◆ DIRECTIVE:
Your task is to copy every line of the records below that contains "hướng".

[Dataset items]

╭──

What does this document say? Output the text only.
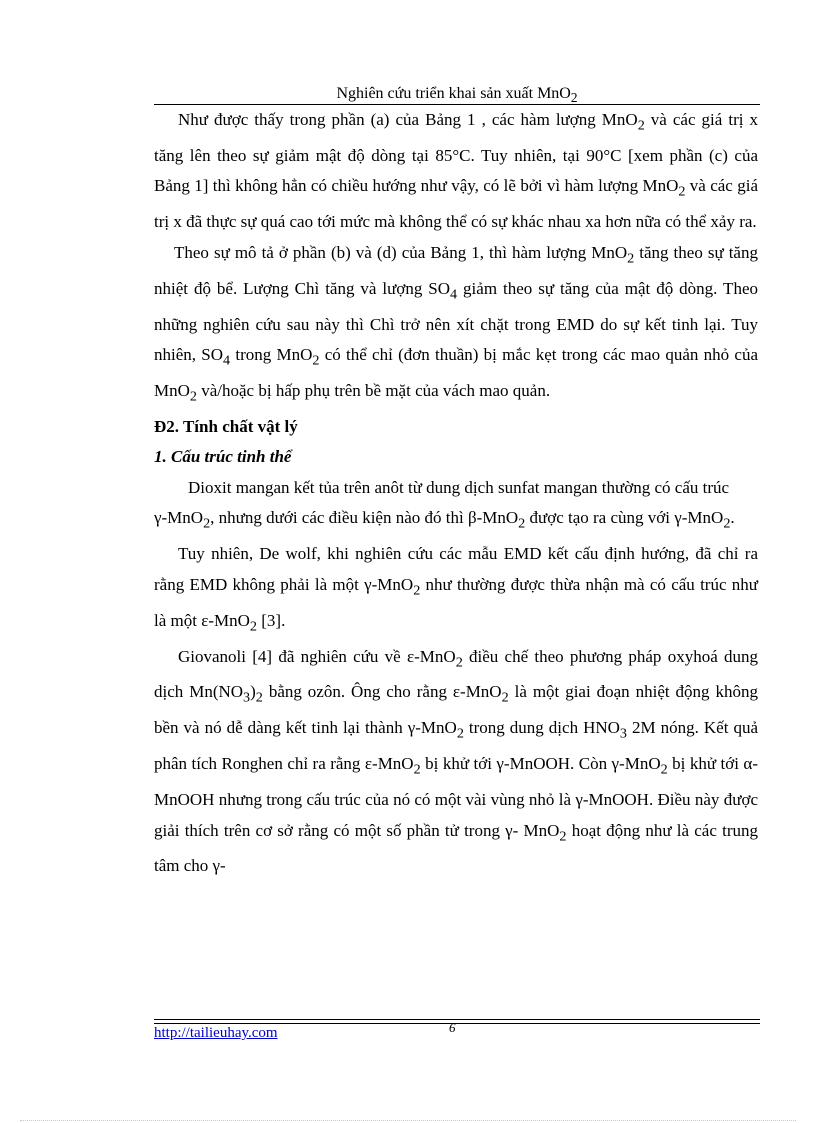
Nghiên cứu triển khai sản xuất MnO$_2$

Như được thấy trong phần (a) của Bảng 1 , các hàm lượng MnO$_2$ và các giá trị x tăng lên theo sự giảm mật độ dòng tại 85°C. Tuy nhiên, tại 90°C [xem phần (c) của Bảng 1] thì không hẳn có chiều hướng như vậy, có lẽ bởi vì hàm lượng MnO$_2$ và các giá trị x đã thực sự quá cao tới mức mà không thể có sự khác nhau xa hơn nữa có thể xảy ra.

Theo sự mô tả ở phần (b) và (d) của Bảng 1, thì hàm lượng MnO$_2$ tăng theo sự tăng nhiệt độ bể. Lượng Chì tăng và lượng $SO_4$ giảm theo sự tăng của mật độ dòng. Theo những nghiên cứu sau này thì Chì trở nên xít chặt trong EMD do sự kết tinh lại. Tuy nhiên, $SO_4$ trong MnO$_2$ có thể chỉ (đơn thuần) bị mắc kẹt trong các mao quản nhỏ của MnO$_2$ và/hoặc bị hấp phụ trên bề mặt của vách mao quản.

Đ2. Tính chất vật lý

1. Cấu trúc tinh thể

Dioxit mangan kết tủa trên anôt từ dung dịch sunfat mangan thường có cấu trúc

γ-MnO$_2$, nhưng dưới các điều kiện nào đó thì β-MnO$_2$ được tạo ra cùng với γ-MnO$_2$.

Tuy nhiên, De wolf, khi nghiên cứu các mẫu EMD kết cấu định hướng, đã chỉ ra rằng EMD không phải là một γ-MnO$_2$ như thường được thừa nhận mà có cấu trúc như là một ε-MnO$_2$ [3].

Giovanoli [4] đã nghiên cứu về ε-MnO$_2$ điều chế theo phương pháp oxyhoá dung dịch $Mn(NO_3)_2$ bằng ozôn. Ông cho rằng ε-MnO$_2$ là một giai đoạn nhiệt động không bền và nó dễ dàng kết tinh lại thành γ-MnO$_2$ trong dung dịch $HNO_3$ 2M nóng. Kết quả phân tích Ronghen chỉ ra rằng ε-MnO$_2$ bị khử tới γ-MnOOH. Còn γ-MnO$_2$ bị khử tới α-MnOOH nhưng trong cấu trúc của nó có một vài vùng nhỏ là γ-MnOOH. Điều này được giải thích trên cơ sở rằng có một số phần tử trong γ- MnO$_2$ hoạt động như là các trung tâm cho γ-

6
http://tailieuhay.com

╰──

◆ RESULT BELOW:
Như được thấy trong phần (a) của Bảng 1 , các hàm lượng MnO$_2$ và các giá trị x tăng lên theo sự giảm mật độ dòng tại 85°C. Tuy nhiên, tại 90°C [xem phần (c) của Bảng 1] thì không hẳn có chiều hướng như vậy, có lẽ bởi vì hàm lượng MnO$_2$ và các giá trị x đã thực sự quá cao tới mức mà không thể có sự khác nhau xa hơn nữa có thể xảy ra.
Tuy nhiên, De wolf, khi nghiên cứu các mẫu EMD kết cấu định hướng, đã chỉ ra rằng EMD không phải là một γ-MnO$_2$ như thường được thừa nhận mà có cấu trúc như là một ε-MnO$_2$ [3].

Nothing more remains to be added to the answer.